(APe).- Un día y medio viajaron hasta llegar. Un día y medio vieron pasar por la ventanilla los colores de los cerros, el beso de la llanura con el horizonte, los sembradíos infinitos, las matas sobrevivientes en la tierra seca. Un día y medio comiendo esperanza en el fatigoso tren que parecía dar la vuelta al mundo y parar en cada estación perdida justo en el ombligo de la nada.
El primer golpe fue la vertiginosa oleada de gente que les salpicó el barro licuoso de la indiferencia. Constitución era una marea que iba y venía tres veces por minuto. Celia y Elías se quedaron paraditos en medio de la locura. Ella apretó fuerte a su cría, tan chiquita, tan asustada de ese mundo que repentinamente se le venía encima. Y él se puso el bolso apretado a la axila. Tan minúsculo era. Lo suficiente como para sintetizar sus pertenencias.
Veinte años después la vida nunca fue como la habían soñado. Con el corazón en la boca siempre, aunque por derecho adquirido ese pedazo de tierra ya debería ser suya. Poquito a poco los bloques reemplazaron a las chapas y aunque el baño es una quimera, al menos hay un techo sobre sus cabezas. Amontonados entre las decenas de miles de familias que extienden, tentacular, el asentamiento. Lejos de la luz, de la ambulancia, del colectivo. Resignados ya a que no habrá otra vida. Ni para su niña que ya prepara a sus críos para la supervivencia, en las chapas de atrás.
Como hormigas se vinieron durante todo el siglo desde el norte profundo, desde los pueblos saqueados, a la ciudad que los estigmatizaría y los amontonaría en los arrabales. Ajenos y despreciados, buscaron el trabajo y una esperancita modesta en la propia oficina de dios, que suele descuidar sus sucursales. Pero ni así.
Tres millones de familias, de madres sueltas con sus niños, de hombres y mujeres desplazados, no tienen dónde vivir. O descansan sus huesos en casuchas inciertas, sin acceso a la infraestructura elemental. Son casi diez millones de personas. Un cuarto de la población total del país.
Según la Encuesta de la Deuda Social de la UCA más del 20 por ciento de las viviendas están tomadas o tienen pisos, techos y paredes que no responden a un mínimo parámetro humano. El 12,1 por ciento de la población vive en condiciones de hacinamiento.
Los derechos, en la Argentina, suelen ser bellos enunciados en los papeles y en los discursos. Se pontifica sobre el derecho a la vivienda digna. Lo impone con patetismo el propio texto constitucional. Pero en el suelo brutal, en las noches heladas, en el día impiadoso, no hay dónde vivir.
Sin cloacas, la electricidad suele ser un cable colgado y las garrafas son cada vez más caras mientras que el Estado subsidia a las distribuidoras de gas en red al que sólo accede la clase media o alta. Una de las grandes perversidades de estos tiempos cuando la justicia se para del revés.
..............................
- CONSIGNA DEL EJERCICIO A
Según el fragmento sobre la vivienda en la Argentina, ¿qué porcentaje de la población vive en condiciones de hacinamiento?
- CONSIGNA DEL EJERCICIO B
Copia del fragmento, tal como aparece, el pasaje que empieza en las palabras "Como hormigas se" y termina después de "condiciones de hacinamiento.".
Los datos que aparecen a continuación son un material aparte, sin relación con el fragmento.

[Datos extraídos de una colección]
..............................
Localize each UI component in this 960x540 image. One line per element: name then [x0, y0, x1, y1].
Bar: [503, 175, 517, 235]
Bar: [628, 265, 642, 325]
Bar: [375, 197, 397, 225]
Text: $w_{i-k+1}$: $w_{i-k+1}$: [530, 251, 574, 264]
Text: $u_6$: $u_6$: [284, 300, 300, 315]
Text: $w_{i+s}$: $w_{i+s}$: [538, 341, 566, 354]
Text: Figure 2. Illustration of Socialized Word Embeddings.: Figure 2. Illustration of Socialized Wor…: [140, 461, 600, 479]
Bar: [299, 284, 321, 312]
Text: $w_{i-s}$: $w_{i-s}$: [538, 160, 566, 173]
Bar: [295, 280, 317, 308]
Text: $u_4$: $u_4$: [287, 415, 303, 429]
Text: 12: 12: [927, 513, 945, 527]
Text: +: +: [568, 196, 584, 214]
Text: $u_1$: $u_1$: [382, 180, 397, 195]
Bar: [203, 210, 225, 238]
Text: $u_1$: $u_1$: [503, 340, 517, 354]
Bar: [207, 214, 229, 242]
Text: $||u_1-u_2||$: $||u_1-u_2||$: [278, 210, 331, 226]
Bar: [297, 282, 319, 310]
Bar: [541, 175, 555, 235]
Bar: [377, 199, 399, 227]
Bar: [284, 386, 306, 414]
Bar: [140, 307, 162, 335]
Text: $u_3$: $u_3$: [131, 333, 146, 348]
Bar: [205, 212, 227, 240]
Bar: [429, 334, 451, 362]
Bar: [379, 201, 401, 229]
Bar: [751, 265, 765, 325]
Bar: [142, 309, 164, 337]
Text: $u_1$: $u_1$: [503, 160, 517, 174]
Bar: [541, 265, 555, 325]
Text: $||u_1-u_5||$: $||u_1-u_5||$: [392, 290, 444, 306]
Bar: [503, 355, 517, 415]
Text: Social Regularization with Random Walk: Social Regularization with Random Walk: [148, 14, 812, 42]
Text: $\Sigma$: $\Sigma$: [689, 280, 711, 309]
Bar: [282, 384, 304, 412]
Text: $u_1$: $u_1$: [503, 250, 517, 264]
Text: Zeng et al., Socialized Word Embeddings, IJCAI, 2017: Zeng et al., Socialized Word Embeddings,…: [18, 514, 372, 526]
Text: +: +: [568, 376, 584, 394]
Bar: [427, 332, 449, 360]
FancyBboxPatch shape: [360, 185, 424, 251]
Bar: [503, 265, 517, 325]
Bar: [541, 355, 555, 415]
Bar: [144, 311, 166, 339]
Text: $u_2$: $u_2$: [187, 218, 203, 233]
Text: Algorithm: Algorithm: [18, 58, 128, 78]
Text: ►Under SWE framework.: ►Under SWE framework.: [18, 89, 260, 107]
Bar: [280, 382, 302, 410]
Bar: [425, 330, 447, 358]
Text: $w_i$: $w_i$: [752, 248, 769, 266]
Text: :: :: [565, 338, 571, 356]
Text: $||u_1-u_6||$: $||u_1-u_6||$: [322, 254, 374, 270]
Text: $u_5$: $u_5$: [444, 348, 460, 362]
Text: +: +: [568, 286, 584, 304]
..............................
- RESPUESTA FINAL A
El 12,1 por ciento de la población.

- RESPUESTA FINAL B
Como hormigas se vinieron durante todo el siglo desde el norte profundo, desde los pueblos saqueados, a la ciudad que los estigmatizaría y los amontonaría en los arrabales. Ajenos y despreciados, buscaron el trabajo y una esperancita modesta en la propia oficina de dios, que suele descuidar sus sucursales. Pero ni así.
Tres millones de familias, de madres sueltas con sus niños, de hombres y mujeres desplazados, no tienen dónde vivir. O descansan sus huesos en casuchas inciertas, sin acceso a la infraestructura elemental. Son casi diez millones de personas. Un cuarto de la población total del país.
Según la Encuesta de la Deuda Social de la UCA más del 20 por ciento de las viviendas están tomadas o tienen pisos, techos y paredes que no responden a un mínimo parámetro humano. El 12,1 por ciento de la población vive en condiciones de hacinamiento.